Single by Tate McRae

from the EP Too Young to Be Sad
- Released: January 20, 2021
- Length: 2:27
- Label: RCA
- Songwriters: Andrew Goldstein; Jacob Kasher Hindlin; Natalie Solomon; Tate McRae; Victoria Zaro;
- Producers: Andrew Goldstein; Naliya;

Tate McRae singles chronology
| "R U OK" (2020) | "Rubberband" (2021) | "Bad Ones" (2021) |

= Rubberband (Tate McRae song) =

2021 single by Tate McRae

"Rubberband" is a song by Canadian singer Tate McRae. It was released on January 20, 2021 through RCA Records as the third single from McRae's second extended play, Too Young to Be Sad. The song was written by McRae, Andrew Goldstein, Jacob Kasher Hindlin, Natalie Solomon and Victoria Zaro.

== Background ==
Tate McRae teased the song's lyrics and its release date on Twitter prior to its release, and also uploaded a snippet of the song on TikTok. In an interview with Zane Lowe of Apple Music, in explaining the concept of the song, she remarked, "there's this thing when people get addicted to something or they're trying to overcome it, they have little fidgets, something that they do to distract themselves. And a lot of people actually put rubber bands on their wrist and snap it when they want something, and I thought it was a really cool concept to think about it in a love perspective".

== Critical reception ==
Sarah Jamieson of DIY described the song as a "slick but pulsating effort" and noted that it showcases McRae's "astute talent for creating modern heartbreak anthems". Bailey Slater of Wonderland described the track as a replay worthy bop which showcases McRae's "silky smooth vocal range and masterful way with words in equal measure". Laura Freyaldenhoven of music site, 'WhentheHornBlows' remarked that the song combines "atmospheric beats with disarming vocals" and "thrills with an intoxicating kind of vulnerability", further stating that the "glass ceilings made of glistening synths layered over a gentle bassline wrap Tate's delicate lyricism into a soothing soundscape that feels intimate yet distinctly cinematic as she recalls coping with the end of a relationship". Emma Holbrook of music magazine The Forty-Five described the song as emotionally charged synth pop with an unbelievably catchy hook and remarked that the song fuses "bone-deep synths and a beat that snaps abruptly like a rubberband against your wrist, with the guilt and longing and pain you feel when you're protecting someone else".

Data records »
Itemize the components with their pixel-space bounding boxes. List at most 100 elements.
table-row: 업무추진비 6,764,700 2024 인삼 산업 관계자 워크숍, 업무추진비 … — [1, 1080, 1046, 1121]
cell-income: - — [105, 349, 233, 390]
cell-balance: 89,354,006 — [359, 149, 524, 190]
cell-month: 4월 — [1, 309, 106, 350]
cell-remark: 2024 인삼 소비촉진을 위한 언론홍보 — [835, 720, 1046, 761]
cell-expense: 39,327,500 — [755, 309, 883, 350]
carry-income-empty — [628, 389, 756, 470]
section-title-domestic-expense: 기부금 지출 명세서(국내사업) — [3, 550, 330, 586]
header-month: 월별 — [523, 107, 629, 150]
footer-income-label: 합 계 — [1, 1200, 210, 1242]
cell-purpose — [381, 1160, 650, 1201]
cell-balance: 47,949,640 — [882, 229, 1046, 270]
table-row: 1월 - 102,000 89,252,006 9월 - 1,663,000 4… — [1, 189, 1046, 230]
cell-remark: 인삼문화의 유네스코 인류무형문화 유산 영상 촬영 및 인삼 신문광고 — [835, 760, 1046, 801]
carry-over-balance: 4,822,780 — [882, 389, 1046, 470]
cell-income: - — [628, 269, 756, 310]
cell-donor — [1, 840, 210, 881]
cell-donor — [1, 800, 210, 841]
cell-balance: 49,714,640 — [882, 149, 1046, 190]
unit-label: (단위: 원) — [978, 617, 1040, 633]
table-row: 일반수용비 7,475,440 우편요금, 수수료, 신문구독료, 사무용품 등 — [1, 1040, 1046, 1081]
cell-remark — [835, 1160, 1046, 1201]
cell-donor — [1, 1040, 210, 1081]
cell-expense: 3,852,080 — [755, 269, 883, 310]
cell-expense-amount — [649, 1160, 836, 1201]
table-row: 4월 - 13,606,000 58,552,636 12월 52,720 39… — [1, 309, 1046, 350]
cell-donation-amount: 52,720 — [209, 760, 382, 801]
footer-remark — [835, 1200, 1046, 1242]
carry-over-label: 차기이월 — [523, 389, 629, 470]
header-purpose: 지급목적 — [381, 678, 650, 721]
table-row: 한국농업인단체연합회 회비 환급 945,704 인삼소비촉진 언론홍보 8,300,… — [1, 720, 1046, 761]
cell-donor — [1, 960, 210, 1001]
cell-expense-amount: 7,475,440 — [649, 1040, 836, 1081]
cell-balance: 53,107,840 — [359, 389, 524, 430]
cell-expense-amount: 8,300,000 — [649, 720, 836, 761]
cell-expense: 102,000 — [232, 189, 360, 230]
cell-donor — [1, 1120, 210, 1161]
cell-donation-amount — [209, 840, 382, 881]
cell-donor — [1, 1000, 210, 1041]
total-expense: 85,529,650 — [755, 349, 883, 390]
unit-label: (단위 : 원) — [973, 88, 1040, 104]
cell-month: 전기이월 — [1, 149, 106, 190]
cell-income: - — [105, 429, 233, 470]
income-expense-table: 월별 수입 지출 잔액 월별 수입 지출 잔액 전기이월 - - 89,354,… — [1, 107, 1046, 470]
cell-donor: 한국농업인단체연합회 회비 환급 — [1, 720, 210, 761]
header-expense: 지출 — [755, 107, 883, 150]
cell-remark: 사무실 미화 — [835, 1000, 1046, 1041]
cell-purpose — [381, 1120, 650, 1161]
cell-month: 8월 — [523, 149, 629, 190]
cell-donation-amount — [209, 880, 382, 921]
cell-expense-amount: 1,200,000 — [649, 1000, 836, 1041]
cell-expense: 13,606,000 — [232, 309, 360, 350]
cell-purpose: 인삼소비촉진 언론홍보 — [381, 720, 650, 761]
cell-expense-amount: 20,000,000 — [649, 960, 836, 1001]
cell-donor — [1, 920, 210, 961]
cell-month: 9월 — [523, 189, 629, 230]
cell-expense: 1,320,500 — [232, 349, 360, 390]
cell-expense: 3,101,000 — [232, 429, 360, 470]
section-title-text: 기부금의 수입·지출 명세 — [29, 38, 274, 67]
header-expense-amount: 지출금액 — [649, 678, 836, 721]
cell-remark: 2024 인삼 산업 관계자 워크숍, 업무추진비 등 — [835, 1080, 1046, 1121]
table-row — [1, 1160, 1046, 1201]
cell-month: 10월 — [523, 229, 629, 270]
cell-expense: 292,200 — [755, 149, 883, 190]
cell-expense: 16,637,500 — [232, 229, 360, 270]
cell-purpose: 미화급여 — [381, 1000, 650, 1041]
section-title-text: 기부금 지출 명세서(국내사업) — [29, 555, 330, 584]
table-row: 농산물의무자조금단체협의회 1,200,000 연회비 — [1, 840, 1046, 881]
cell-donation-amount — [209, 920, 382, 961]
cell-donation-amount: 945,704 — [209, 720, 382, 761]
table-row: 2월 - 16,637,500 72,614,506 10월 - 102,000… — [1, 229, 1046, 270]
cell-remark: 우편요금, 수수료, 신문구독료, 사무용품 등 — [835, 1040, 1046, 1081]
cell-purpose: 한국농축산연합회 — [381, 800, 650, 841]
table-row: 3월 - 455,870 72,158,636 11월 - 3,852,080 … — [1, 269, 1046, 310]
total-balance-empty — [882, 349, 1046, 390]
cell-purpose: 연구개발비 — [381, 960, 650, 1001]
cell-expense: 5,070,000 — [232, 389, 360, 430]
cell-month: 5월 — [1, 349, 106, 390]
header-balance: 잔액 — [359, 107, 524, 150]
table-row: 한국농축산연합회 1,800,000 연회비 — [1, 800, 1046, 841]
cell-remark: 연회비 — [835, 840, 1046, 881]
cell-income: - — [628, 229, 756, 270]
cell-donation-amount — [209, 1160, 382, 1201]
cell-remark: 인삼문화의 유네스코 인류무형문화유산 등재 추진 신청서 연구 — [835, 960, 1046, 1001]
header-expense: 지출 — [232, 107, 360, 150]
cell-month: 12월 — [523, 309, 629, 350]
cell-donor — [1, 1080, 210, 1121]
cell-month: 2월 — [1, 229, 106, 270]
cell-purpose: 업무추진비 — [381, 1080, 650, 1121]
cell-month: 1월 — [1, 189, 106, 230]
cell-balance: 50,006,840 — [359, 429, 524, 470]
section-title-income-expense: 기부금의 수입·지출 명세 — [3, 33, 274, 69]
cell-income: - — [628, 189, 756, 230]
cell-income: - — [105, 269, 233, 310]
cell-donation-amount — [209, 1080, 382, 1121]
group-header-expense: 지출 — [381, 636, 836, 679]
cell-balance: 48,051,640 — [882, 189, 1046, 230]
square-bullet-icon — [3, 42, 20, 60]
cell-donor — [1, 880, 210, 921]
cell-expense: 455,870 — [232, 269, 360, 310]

Given instruction 1 »
In one to three sentences, explain, based on the "Rubberband" article, where McRae got the idea behind the song, according to her interview with Zane Lowe.
Given instruction 2 »
Continue the article on Tate McRae's song "Rubberband" from its last sentence.
The records don't matter for what follows.

Final result 1 »
McRae said that people trying to overcome an addiction often have small fidgets to distract themselves, and many wear a rubber band on the wrist and snap it when they want something. She found this a compelling idea to apply to love, which became the concept of the song.

Final result 2 »
== Personnel ==
Credits adapted from Tidal.

- Andrew Goldstein – producer, lyricist
- Naliya – producer
- Jacob Kasher – lyricist
- Natalie Solomon – lyricist
- Tate McRae – lyricist, associated performer
- Victoria Zaro – lyricist
- Dave Kutch – mastering engineer
- Jeff Juliano – mixing engineer

== Charts ==

Chart performance for "Rubberband"
| Chart (2021) | Peak position |
|---|---|
| Canada Hot 100 (Billboard) | 91 |
| New Zealand Hot Singles (RMNZ) | 16 |

== Certifications ==

Certifications for "Rubberband"
| Region | Certification | Certified units/sales |
| Canada (Music Canada) | Gold | 40,000^{‡} |
| United States (RIAA) | Gold | 500,000^{‡} |
^{‡} Sales+streaming figures based on certification alone.

==Release history==

Release dates and formats for "Rubberband"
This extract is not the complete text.